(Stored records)
◇ ◇ ◇ ◇ ◇ ◇ ◇

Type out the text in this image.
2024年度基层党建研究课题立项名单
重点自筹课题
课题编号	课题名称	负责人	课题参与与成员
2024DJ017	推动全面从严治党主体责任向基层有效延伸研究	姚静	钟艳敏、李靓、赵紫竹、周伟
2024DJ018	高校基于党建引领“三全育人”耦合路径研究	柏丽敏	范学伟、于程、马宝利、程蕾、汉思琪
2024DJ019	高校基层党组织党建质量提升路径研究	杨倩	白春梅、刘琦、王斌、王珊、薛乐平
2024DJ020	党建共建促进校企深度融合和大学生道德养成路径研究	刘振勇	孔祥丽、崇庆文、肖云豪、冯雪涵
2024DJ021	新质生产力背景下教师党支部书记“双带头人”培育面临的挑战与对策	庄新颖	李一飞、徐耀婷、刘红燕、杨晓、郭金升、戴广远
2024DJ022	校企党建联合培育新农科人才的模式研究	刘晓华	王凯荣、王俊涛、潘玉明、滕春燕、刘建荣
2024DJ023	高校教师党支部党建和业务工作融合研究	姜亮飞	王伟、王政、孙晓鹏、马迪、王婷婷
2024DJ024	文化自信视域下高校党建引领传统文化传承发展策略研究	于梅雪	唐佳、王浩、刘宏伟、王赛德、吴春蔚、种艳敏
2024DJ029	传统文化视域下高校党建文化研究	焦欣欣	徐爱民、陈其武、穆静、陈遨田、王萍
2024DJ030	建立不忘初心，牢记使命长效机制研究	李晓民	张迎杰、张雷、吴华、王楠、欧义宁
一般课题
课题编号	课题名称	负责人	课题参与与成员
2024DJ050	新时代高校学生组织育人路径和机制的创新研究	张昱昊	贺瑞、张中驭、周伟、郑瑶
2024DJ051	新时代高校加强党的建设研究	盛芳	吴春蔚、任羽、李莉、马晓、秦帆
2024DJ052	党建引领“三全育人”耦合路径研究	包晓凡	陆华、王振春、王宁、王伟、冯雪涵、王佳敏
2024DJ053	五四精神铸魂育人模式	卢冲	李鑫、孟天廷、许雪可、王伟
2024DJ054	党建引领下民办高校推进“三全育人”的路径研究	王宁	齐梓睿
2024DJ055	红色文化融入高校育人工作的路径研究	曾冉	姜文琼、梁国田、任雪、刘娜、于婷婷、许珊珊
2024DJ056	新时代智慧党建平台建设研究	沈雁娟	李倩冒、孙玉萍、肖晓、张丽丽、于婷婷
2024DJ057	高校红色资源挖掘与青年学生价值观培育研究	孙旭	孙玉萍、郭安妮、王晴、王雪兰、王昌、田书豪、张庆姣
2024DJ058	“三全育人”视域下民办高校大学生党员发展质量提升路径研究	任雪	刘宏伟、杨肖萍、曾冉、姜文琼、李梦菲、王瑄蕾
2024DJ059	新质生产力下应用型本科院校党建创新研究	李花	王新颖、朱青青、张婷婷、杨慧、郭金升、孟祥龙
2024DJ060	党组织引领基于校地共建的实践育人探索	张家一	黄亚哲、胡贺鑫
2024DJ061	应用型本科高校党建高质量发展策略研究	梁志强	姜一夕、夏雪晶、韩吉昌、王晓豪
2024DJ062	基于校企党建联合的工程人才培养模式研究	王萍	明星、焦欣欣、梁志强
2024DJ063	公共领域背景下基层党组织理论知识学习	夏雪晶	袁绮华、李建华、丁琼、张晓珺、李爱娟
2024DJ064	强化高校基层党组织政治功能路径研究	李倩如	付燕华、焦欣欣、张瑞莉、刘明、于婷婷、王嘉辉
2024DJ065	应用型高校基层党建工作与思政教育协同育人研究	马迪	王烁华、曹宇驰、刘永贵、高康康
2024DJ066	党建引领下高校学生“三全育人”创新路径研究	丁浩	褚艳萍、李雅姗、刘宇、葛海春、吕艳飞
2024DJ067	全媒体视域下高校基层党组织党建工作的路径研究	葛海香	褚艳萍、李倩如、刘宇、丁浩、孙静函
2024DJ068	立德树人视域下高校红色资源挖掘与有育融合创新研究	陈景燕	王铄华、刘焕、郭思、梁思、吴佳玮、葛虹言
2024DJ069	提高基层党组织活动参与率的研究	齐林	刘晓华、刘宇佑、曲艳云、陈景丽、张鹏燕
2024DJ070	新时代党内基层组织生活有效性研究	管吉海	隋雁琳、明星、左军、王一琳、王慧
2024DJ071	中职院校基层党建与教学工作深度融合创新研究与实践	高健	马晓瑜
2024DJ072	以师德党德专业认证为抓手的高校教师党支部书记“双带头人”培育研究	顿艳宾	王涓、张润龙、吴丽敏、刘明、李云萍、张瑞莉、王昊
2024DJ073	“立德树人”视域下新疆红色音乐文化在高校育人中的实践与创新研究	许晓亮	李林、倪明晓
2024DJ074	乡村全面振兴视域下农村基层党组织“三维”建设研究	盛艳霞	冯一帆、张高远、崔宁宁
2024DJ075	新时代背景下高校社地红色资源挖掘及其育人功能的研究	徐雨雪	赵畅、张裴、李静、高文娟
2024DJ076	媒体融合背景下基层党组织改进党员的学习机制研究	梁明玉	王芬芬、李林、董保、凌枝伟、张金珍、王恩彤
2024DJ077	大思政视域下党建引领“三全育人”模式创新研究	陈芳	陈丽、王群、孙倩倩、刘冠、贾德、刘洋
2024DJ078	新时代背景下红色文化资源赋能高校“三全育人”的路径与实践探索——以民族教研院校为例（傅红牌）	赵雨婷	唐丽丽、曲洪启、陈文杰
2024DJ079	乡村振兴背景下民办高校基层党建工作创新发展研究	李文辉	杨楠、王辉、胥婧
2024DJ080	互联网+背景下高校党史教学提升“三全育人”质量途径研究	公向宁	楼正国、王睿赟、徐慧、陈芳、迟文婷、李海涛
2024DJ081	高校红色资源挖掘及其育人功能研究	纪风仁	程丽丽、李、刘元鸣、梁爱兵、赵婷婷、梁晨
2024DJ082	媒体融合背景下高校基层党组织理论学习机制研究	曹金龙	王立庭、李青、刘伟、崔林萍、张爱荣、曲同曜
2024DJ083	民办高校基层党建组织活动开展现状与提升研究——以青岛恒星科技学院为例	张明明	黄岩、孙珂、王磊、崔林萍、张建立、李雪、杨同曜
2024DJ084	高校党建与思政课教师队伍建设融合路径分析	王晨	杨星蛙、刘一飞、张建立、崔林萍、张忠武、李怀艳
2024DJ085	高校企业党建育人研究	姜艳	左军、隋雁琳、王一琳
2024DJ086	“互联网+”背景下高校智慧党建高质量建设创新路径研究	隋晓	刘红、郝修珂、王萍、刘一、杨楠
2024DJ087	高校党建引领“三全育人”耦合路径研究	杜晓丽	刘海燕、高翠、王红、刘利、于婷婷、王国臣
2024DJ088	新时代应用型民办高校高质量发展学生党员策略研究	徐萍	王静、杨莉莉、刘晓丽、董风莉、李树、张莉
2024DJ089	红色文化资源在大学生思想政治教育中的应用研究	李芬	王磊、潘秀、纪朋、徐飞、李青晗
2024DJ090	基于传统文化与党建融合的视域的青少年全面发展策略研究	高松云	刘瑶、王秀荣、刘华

◇ ◇ ◇ ◇ ◇ ◇ ◇

Exercise objective
Note every line above where the string "三全育人" shows up, and copy those lines.

Final answer
2024DJ018	高校基于党建引领“三全育人”耦合路径研究	柏丽敏	范学伟、于程、马宝利、程蕾、汉思琪
2024DJ052	党建引领“三全育人”耦合路径研究	包晓凡	陆华、王振春、王宁、王伟、冯雪涵、王佳敏
2024DJ054	党建引领下民办高校推进“三全育人”的路径研究	王宁	齐梓睿
2024DJ058	“三全育人”视域下民办高校大学生党员发展质量提升路径研究	任雪	刘宏伟、杨肖萍、曾冉、姜文琼、李梦菲、王瑄蕾
2024DJ066	党建引领下高校学生“三全育人”创新路径研究	丁浩	褚艳萍、李雅姗、刘宇、葛海春、吕艳飞
2024DJ077	大思政视域下党建引领“三全育人”模式创新研究	陈芳	陈丽、王群、孙倩倩、刘冠、贾德、刘洋
2024DJ078	新时代背景下红色文化资源赋能高校“三全育人”的路径与实践探索——以民族教研院校为例（傅红牌）	赵雨婷	唐丽丽、曲洪启、陈文杰
2024DJ080	互联网+背景下高校党史教学提升“三全育人”质量途径研究	公向宁	楼正国、王睿赟、徐慧、陈芳、迟文婷、李海涛
2024DJ087	高校党建引领“三全育人”耦合路径研究	杜晓丽	刘海燕、高翠、王红、刘利、于婷婷、王国臣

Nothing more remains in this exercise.